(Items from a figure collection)
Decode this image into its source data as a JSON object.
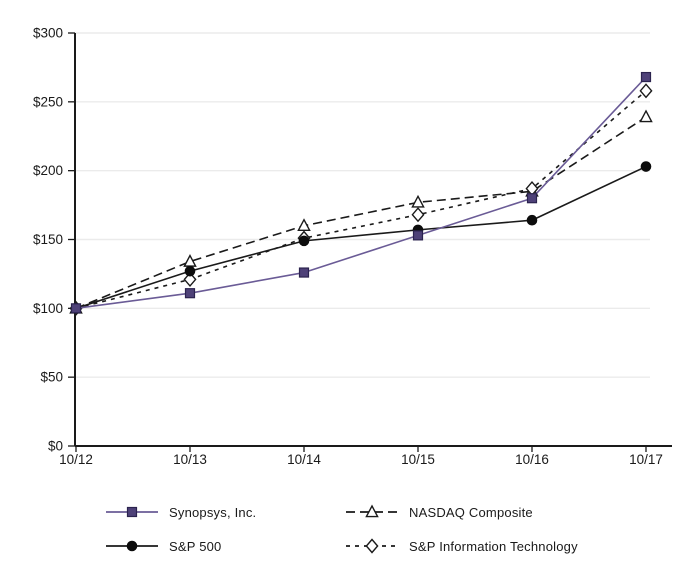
{
  "theme": {
    "background_color": "#ffffff",
    "axis_color": "#1a1a1a",
    "grid_color": "#ebebeb",
    "text_color": "#1a1a1a",
    "accent_purple": "#6a5b96"
  },
  "chart_data": {
    "type": "line",
    "title": "",
    "xlabel": "",
    "ylabel": "",
    "x": [
      "10/12",
      "10/13",
      "10/14",
      "10/15",
      "10/16",
      "10/17"
    ],
    "ylim": [
      0,
      300
    ],
    "yticks": [
      {
        "value": 0,
        "label": "$0"
      },
      {
        "value": 50,
        "label": "$50"
      },
      {
        "value": 100,
        "label": "$100"
      },
      {
        "value": 150,
        "label": "$150"
      },
      {
        "value": 200,
        "label": "$200"
      },
      {
        "value": 250,
        "label": "$250"
      },
      {
        "value": 300,
        "label": "$300"
      }
    ],
    "grid": true,
    "legend_position": "bottom",
    "series": [
      {
        "id": "synopsys",
        "name": "Synopsys, Inc.",
        "values": [
          100,
          111,
          126,
          153,
          180,
          268
        ],
        "color": "#6a5b96",
        "dash": "",
        "marker": "square",
        "marker_fill": "#4e4178",
        "marker_stroke": "#2b234e"
      },
      {
        "id": "nasdaq-composite",
        "name": "NASDAQ Composite",
        "values": [
          100,
          134,
          160,
          177,
          185,
          239
        ],
        "color": "#1a1a1a",
        "dash": "9 5",
        "marker": "triangle-open",
        "marker_fill": "#ffffff",
        "marker_stroke": "#1a1a1a"
      },
      {
        "id": "sp-500",
        "name": "S&P 500",
        "values": [
          100,
          127,
          149,
          157,
          164,
          203
        ],
        "color": "#1a1a1a",
        "dash": "",
        "marker": "circle",
        "marker_fill": "#0d0d0d",
        "marker_stroke": "#0d0d0d"
      },
      {
        "id": "sp-information-technology",
        "name": "S&P Information Technology",
        "values": [
          100,
          121,
          151,
          168,
          187,
          258
        ],
        "color": "#1a1a1a",
        "dash": "4 5",
        "marker": "diamond-open",
        "marker_fill": "#ffffff",
        "marker_stroke": "#1a1a1a"
      }
    ],
    "z_order": [
      1,
      3,
      2,
      0
    ]
  }
}
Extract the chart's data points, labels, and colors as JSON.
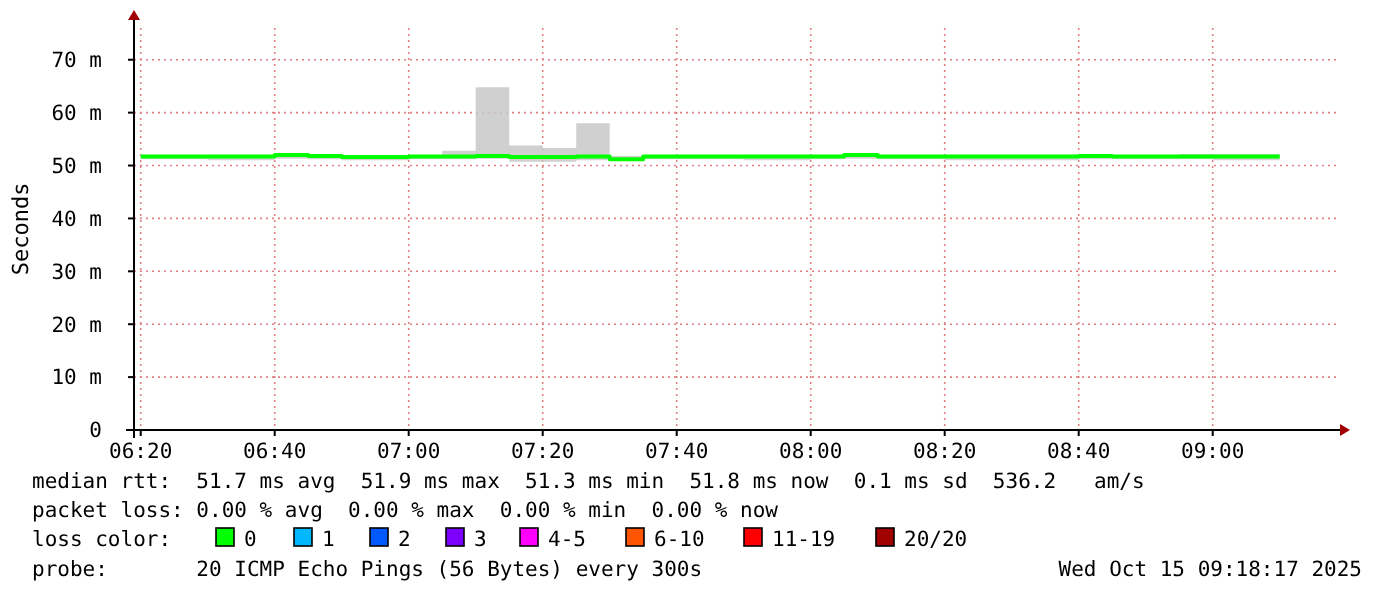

Task instructions:
Would you return the data exactly as written, without the pictures?

Solution for this exercise:
Decode this image into its source data as a JSON object.
{
  "theme": {
    "background_color": "#ffffff",
    "axis_color": "#1a1a1a",
    "grid_color": "#ebebeb",
    "text_color": "#1a1a1a",
    "accent_purple": "#6a5b96"
  },
  "chart_data": {
    "type": "line",
    "title": "",
    "xlabel": "",
    "ylabel": "",
    "x": [
      "10/12",
      "10/13",
      "10/14",
      "10/15",
      "10/16",
      "10/17"
    ],
    "ylim": [
      0,
      300
    ],
    "yticks": [
      {
        "value": 0,
        "label": "$0"
      },
      {
        "value": 50,
        "label": "$50"
      },
      {
        "value": 100,
        "label": "$100"
      },
      {
        "value": 150,
        "label": "$150"
      },
      {
        "value": 200,
        "label": "$200"
      },
      {
        "value": 250,
        "label": "$250"
      },
      {
        "value": 300,
        "label": "$300"
      }
    ],
    "grid": true,
    "legend_position": "bottom",
    "series": [
      {
        "id": "synopsys",
        "name": "Synopsys, Inc.",
        "values": [
          100,
          111,
          126,
          153,
          180,
          268
        ],
        "color": "#6a5b96",
        "dash": "",
        "marker": "square",
        "marker_fill": "#4e4178",
        "marker_stroke": "#2b234e"
      },
      {
        "id": "nasdaq-composite",
        "name": "NASDAQ Composite",
        "values": [
          100,
          134,
          160,
          177,
          185,
          239
        ],
        "color": "#1a1a1a",
        "dash": "9 5",
        "marker": "triangle-open",
        "marker_fill": "#ffffff",
        "marker_stroke": "#1a1a1a"
      },
      {
        "id": "sp-500",
        "name": "S&P 500",
        "values": [
          100,
          127,
          149,
          157,
          164,
          203
        ],
        "color": "#1a1a1a",
        "dash": "",
        "marker": "circle",
        "marker_fill": "#0d0d0d",
        "marker_stroke": "#0d0d0d"
      },
      {
        "id": "sp-information-technology",
        "name": "S&P Information Technology",
        "values": [
          100,
          121,
          151,
          168,
          187,
          258
        ],
        "color": "#1a1a1a",
        "dash": "4 5",
        "marker": "diamond-open",
        "marker_fill": "#ffffff",
        "marker_stroke": "#1a1a1a"
      }
    ],
    "z_order": [
      1,
      3,
      2,
      0
    ]
  }
}
Extract the chart's data points, labels, and colors as JSON.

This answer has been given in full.